● WRITTEN INSTRUCTION: Write out the entries again exactly as they are given.

Dataset records
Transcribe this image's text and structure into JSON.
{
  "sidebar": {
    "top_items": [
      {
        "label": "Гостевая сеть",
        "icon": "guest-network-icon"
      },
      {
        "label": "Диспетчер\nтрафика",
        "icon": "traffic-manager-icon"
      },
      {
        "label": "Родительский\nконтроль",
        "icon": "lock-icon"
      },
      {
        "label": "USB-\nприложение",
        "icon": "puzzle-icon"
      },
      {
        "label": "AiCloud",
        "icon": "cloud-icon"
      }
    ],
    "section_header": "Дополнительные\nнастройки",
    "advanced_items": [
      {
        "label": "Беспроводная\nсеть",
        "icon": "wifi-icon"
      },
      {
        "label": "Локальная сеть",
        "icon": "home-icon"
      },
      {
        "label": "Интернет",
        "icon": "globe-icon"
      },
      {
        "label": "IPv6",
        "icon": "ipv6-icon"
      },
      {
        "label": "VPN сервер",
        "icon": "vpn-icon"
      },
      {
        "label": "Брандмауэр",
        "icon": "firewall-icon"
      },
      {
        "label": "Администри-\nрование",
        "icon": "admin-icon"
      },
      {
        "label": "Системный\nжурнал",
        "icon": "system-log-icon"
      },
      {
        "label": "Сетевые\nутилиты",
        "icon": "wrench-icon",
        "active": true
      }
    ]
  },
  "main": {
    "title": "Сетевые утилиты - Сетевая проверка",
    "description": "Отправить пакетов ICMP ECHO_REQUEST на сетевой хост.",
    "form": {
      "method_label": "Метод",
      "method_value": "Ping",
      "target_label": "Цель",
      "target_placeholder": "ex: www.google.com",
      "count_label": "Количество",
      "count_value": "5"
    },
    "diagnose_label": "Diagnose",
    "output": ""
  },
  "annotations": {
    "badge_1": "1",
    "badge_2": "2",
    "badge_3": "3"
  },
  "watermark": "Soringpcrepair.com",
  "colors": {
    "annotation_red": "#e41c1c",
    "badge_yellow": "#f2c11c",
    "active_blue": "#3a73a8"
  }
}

● ANSWER IN FULL:
Transcribe this image's text and structure into JSON.
{
  "sidebar": {
    "top_items": [
      {
        "label": "Гостевая сеть",
        "icon": "guest-network-icon"
      },
      {
        "label": "Диспетчер\nтрафика",
        "icon": "traffic-manager-icon"
      },
      {
        "label": "Родительский\nконтроль",
        "icon": "lock-icon"
      },
      {
        "label": "USB-\nприложение",
        "icon": "puzzle-icon"
      },
      {
        "label": "AiCloud",
        "icon": "cloud-icon"
      }
    ],
    "section_header": "Дополнительные\nнастройки",
    "advanced_items": [
      {
        "label": "Беспроводная\nсеть",
        "icon": "wifi-icon"
      },
      {
        "label": "Локальная сеть",
        "icon": "home-icon"
      },
      {
        "label": "Интернет",
        "icon": "globe-icon"
      },
      {
        "label": "IPv6",
        "icon": "ipv6-icon"
      },
      {
        "label": "VPN сервер",
        "icon": "vpn-icon"
      },
      {
        "label": "Брандмауэр",
        "icon": "firewall-icon"
      },
      {
        "label": "Администри-\nрование",
        "icon": "admin-icon"
      },
      {
        "label": "Системный\nжурнал",
        "icon": "system-log-icon"
      },
      {
        "label": "Сетевые\nутилиты",
        "icon": "wrench-icon",
        "active": true
      }
    ]
  },
  "main": {
    "title": "Сетевые утилиты - Сетевая проверка",
    "description": "Отправить пакетов ICMP ECHO_REQUEST на сетевой хост.",
    "form": {
      "method_label": "Метод",
      "method_value": "Ping",
      "target_label": "Цель",
      "target_placeholder": "ex: www.google.com",
      "count_label": "Количество",
      "count_value": "5"
    },
    "diagnose_label": "Diagnose",
    "output": ""
  },
  "annotations": {
    "badge_1": "1",
    "badge_2": "2",
    "badge_3": "3"
  },
  "watermark": "Soringpcrepair.com",
  "colors": {
    "annotation_red": "#e41c1c",
    "badge_yellow": "#f2c11c",
    "active_blue": "#3a73a8"
  }
}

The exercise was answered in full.